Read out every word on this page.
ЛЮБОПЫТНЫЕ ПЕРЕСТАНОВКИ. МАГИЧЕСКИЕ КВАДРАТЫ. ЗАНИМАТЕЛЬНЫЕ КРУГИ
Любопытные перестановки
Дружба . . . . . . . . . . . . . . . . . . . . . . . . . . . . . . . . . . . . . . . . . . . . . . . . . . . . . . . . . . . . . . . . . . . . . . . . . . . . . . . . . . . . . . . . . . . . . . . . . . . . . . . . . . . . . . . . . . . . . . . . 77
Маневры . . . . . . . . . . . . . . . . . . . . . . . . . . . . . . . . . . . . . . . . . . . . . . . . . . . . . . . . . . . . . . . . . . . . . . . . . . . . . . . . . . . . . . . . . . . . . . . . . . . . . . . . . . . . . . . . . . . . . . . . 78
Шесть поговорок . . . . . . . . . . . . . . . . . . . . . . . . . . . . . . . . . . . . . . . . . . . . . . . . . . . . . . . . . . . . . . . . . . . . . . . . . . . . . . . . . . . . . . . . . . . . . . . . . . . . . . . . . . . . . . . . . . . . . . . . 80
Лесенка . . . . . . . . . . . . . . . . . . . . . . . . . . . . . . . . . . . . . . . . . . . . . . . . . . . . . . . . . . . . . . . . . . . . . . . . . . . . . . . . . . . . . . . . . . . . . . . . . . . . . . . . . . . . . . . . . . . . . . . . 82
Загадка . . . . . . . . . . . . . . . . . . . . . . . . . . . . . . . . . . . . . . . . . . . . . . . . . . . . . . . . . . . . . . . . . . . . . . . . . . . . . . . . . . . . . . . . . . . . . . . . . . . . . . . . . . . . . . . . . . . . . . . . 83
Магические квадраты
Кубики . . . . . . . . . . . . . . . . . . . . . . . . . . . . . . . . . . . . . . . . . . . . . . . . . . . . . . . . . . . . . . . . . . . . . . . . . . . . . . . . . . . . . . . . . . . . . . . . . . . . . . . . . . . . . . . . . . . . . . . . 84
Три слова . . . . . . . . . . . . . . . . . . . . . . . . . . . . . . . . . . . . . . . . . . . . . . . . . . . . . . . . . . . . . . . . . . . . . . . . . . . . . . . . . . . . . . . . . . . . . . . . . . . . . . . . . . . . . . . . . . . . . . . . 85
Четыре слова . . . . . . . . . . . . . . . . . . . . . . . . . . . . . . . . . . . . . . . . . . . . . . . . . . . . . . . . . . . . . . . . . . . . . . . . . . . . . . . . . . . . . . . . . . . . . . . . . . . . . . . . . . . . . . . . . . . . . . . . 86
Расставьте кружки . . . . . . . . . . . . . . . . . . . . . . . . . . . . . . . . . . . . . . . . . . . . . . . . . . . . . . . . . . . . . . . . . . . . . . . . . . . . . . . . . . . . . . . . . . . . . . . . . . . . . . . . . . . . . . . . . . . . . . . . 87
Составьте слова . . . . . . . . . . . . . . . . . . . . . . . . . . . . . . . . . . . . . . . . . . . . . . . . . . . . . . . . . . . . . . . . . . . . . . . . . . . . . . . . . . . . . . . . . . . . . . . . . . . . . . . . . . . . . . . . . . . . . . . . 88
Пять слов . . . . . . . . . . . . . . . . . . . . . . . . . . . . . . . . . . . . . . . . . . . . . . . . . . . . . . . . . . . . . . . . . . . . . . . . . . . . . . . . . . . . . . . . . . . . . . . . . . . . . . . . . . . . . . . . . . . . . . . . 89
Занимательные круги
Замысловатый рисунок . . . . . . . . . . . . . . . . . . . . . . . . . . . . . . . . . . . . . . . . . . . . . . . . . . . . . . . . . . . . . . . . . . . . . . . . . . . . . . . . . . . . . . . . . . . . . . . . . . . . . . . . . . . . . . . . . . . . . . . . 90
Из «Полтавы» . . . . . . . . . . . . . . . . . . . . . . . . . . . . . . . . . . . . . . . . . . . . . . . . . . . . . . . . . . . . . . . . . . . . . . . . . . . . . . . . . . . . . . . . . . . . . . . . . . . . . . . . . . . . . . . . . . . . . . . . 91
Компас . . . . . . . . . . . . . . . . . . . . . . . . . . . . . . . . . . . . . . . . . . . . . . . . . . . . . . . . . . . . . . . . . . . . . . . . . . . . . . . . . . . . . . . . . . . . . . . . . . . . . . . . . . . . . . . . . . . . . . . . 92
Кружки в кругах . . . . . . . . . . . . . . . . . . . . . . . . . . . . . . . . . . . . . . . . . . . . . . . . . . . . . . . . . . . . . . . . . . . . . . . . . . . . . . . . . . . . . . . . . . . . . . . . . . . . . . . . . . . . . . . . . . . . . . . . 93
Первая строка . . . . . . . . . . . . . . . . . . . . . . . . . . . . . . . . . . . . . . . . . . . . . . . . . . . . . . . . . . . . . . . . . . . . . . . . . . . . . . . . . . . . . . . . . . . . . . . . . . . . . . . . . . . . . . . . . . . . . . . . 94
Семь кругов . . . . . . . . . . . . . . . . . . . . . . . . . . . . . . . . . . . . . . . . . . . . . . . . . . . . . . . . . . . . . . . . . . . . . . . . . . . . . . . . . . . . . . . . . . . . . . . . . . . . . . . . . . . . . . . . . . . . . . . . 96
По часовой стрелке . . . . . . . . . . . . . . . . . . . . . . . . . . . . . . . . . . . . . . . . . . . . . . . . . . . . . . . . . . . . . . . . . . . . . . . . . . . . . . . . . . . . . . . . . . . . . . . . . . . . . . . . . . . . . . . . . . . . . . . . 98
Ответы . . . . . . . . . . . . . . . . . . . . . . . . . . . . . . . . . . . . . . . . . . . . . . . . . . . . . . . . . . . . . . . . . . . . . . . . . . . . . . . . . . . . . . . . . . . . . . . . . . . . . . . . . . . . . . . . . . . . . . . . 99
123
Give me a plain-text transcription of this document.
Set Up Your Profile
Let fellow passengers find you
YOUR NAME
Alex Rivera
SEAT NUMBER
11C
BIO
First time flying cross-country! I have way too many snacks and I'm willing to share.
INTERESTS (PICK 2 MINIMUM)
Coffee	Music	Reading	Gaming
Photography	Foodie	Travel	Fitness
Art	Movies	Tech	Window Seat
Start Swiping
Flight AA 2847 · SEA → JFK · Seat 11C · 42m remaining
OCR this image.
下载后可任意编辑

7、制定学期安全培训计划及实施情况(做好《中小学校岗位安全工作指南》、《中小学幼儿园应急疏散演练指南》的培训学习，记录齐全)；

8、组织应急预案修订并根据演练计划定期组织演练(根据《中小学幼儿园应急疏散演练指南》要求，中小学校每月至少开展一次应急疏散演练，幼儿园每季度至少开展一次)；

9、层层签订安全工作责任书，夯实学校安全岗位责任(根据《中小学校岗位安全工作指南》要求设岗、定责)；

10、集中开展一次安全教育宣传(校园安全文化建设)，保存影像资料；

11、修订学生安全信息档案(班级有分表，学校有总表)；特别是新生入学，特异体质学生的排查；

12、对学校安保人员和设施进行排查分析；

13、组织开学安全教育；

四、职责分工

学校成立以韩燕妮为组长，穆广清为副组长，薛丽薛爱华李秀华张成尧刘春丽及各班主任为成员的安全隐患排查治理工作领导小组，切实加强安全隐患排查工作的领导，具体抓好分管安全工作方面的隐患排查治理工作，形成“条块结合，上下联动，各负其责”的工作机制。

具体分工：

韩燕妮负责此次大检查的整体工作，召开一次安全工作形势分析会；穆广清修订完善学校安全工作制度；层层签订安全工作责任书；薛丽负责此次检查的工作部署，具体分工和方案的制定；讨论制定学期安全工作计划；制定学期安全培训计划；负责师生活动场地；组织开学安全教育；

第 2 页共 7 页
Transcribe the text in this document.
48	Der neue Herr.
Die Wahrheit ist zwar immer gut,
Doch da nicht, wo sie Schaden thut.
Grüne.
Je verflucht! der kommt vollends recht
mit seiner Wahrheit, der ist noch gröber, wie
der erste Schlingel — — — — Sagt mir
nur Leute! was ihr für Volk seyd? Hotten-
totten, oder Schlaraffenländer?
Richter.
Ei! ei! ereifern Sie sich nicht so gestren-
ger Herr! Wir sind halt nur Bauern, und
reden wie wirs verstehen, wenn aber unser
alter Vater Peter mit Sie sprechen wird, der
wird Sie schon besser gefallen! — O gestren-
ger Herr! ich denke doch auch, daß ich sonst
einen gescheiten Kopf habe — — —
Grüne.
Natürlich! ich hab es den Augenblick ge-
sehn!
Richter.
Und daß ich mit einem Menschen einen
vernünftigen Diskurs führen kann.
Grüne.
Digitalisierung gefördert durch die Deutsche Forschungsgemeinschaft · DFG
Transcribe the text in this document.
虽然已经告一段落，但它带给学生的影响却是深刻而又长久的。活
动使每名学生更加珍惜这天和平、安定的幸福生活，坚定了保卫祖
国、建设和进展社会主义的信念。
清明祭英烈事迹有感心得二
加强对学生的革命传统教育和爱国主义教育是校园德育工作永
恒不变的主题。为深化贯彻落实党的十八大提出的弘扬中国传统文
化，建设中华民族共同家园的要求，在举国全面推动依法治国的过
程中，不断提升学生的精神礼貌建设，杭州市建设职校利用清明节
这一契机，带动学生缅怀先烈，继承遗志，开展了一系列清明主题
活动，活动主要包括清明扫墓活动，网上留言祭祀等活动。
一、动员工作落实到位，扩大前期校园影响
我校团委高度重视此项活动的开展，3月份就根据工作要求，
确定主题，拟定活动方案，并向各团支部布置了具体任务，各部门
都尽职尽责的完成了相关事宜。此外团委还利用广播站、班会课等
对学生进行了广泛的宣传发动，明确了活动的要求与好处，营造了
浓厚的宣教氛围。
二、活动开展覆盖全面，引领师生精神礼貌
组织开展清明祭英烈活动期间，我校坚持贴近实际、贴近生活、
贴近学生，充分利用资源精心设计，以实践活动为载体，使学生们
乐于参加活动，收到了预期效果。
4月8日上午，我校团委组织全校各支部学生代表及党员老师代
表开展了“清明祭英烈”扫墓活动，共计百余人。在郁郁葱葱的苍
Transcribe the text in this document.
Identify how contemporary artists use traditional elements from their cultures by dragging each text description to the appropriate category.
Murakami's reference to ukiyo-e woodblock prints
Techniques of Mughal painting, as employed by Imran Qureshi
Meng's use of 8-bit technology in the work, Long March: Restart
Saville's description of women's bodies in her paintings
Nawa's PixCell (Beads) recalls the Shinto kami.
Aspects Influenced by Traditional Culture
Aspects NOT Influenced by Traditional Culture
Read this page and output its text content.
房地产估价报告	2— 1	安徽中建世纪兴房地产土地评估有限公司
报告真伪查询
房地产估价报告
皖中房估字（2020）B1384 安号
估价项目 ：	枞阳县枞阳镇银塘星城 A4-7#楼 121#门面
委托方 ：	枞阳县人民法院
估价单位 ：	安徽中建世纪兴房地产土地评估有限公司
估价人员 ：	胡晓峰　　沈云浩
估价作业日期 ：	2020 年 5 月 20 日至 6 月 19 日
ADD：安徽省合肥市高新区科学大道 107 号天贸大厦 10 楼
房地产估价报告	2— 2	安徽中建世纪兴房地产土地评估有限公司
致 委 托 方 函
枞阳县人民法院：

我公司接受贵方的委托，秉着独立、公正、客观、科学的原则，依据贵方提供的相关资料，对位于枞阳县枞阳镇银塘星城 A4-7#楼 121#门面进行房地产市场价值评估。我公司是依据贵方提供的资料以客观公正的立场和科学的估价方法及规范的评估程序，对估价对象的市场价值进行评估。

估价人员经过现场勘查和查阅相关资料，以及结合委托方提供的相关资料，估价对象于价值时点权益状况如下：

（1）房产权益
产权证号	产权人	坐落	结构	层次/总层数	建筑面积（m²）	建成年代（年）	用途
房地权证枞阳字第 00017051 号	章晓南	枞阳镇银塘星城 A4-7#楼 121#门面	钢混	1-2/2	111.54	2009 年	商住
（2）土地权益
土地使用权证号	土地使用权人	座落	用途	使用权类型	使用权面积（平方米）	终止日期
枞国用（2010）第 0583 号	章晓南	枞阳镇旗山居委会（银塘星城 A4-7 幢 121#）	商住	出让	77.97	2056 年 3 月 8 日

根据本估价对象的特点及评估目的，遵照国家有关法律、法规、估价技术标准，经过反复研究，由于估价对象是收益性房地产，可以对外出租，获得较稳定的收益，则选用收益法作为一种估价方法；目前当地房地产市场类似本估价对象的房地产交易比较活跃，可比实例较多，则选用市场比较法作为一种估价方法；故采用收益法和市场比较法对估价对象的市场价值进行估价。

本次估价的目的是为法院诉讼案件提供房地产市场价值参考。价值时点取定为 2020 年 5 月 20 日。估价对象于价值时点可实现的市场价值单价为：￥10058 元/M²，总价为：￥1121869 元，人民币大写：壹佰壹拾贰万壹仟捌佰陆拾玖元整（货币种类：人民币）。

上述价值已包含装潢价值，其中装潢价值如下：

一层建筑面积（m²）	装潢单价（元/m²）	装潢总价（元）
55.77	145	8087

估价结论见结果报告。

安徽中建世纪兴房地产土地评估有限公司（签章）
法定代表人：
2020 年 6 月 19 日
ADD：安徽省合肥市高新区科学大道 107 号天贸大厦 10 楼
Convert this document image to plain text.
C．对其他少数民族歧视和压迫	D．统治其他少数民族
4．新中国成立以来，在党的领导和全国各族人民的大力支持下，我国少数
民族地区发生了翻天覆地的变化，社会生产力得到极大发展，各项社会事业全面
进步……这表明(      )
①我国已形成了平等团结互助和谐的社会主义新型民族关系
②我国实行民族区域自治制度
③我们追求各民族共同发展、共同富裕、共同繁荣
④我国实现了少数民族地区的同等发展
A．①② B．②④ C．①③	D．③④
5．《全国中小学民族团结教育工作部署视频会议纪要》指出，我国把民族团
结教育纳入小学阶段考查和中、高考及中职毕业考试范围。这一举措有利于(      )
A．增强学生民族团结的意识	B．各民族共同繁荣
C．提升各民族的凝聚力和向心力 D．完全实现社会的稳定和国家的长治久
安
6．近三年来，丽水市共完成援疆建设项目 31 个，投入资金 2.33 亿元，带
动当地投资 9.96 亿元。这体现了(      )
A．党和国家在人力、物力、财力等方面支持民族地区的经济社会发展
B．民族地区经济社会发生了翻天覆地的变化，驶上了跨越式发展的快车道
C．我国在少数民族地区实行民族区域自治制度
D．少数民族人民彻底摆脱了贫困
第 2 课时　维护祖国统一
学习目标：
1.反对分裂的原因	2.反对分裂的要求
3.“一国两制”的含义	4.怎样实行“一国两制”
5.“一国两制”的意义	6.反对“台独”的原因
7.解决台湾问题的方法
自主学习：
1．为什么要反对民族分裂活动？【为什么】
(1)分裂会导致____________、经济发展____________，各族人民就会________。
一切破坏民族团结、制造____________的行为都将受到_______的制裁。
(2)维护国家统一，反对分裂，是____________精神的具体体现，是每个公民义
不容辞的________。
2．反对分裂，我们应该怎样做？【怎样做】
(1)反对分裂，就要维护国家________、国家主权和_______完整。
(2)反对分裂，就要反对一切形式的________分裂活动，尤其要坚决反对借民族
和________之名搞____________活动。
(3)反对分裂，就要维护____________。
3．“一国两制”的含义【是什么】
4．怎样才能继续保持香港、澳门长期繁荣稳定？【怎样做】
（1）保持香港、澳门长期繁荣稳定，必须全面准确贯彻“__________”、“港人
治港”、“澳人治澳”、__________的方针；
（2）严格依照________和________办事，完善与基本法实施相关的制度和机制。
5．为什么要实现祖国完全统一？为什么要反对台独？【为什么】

○ ○ ○ ○ ○

== Exercise ==
Would you give again, word for word, every line from the one with "Convert this document image to plain text." through the final line of the listing above?

== Solved exercise ==
Convert this document image to plain text.
C．对其他少数民族歧视和压迫	D．统治其他少数民族
4．新中国成立以来，在党的领导和全国各族人民的大力支持下，我国少数
民族地区发生了翻天覆地的变化，社会生产力得到极大发展，各项社会事业全面
进步……这表明(      )
①我国已形成了平等团结互助和谐的社会主义新型民族关系
②我国实行民族区域自治制度
③我们追求各民族共同发展、共同富裕、共同繁荣
④我国实现了少数民族地区的同等发展
A．①② B．②④ C．①③	D．③④
5．《全国中小学民族团结教育工作部署视频会议纪要》指出，我国把民族团
结教育纳入小学阶段考查和中、高考及中职毕业考试范围。这一举措有利于(      )
A．增强学生民族团结的意识	B．各民族共同繁荣
C．提升各民族的凝聚力和向心力 D．完全实现社会的稳定和国家的长治久
安
6．近三年来，丽水市共完成援疆建设项目 31 个，投入资金 2.33 亿元，带
动当地投资 9.96 亿元。这体现了(      )
A．党和国家在人力、物力、财力等方面支持民族地区的经济社会发展
B．民族地区经济社会发生了翻天覆地的变化，驶上了跨越式发展的快车道
C．我国在少数民族地区实行民族区域自治制度
D．少数民族人民彻底摆脱了贫困
第 2 课时　维护祖国统一
学习目标：
1.反对分裂的原因	2.反对分裂的要求
3.“一国两制”的含义	4.怎样实行“一国两制”
5.“一国两制”的意义	6.反对“台独”的原因
7.解决台湾问题的方法
自主学习：
1．为什么要反对民族分裂活动？【为什么】
(1)分裂会导致____________、经济发展____________，各族人民就会________。
一切破坏民族团结、制造____________的行为都将受到_______的制裁。
(2)维护国家统一，反对分裂，是____________精神的具体体现，是每个公民义
不容辞的________。
2．反对分裂，我们应该怎样做？【怎样做】
(1)反对分裂，就要维护国家________、国家主权和_______完整。
(2)反对分裂，就要反对一切形式的________分裂活动，尤其要坚决反对借民族
和________之名搞____________活动。
(3)反对分裂，就要维护____________。
3．“一国两制”的含义【是什么】
4．怎样才能继续保持香港、澳门长期繁荣稳定？【怎样做】
（1）保持香港、澳门长期繁荣稳定，必须全面准确贯彻“__________”、“港人
治港”、“澳人治澳”、__________的方针；
（2）严格依照________和________办事，完善与基本法实施相关的制度和机制。
5．为什么要实现祖国完全统一？为什么要反对台独？【为什么】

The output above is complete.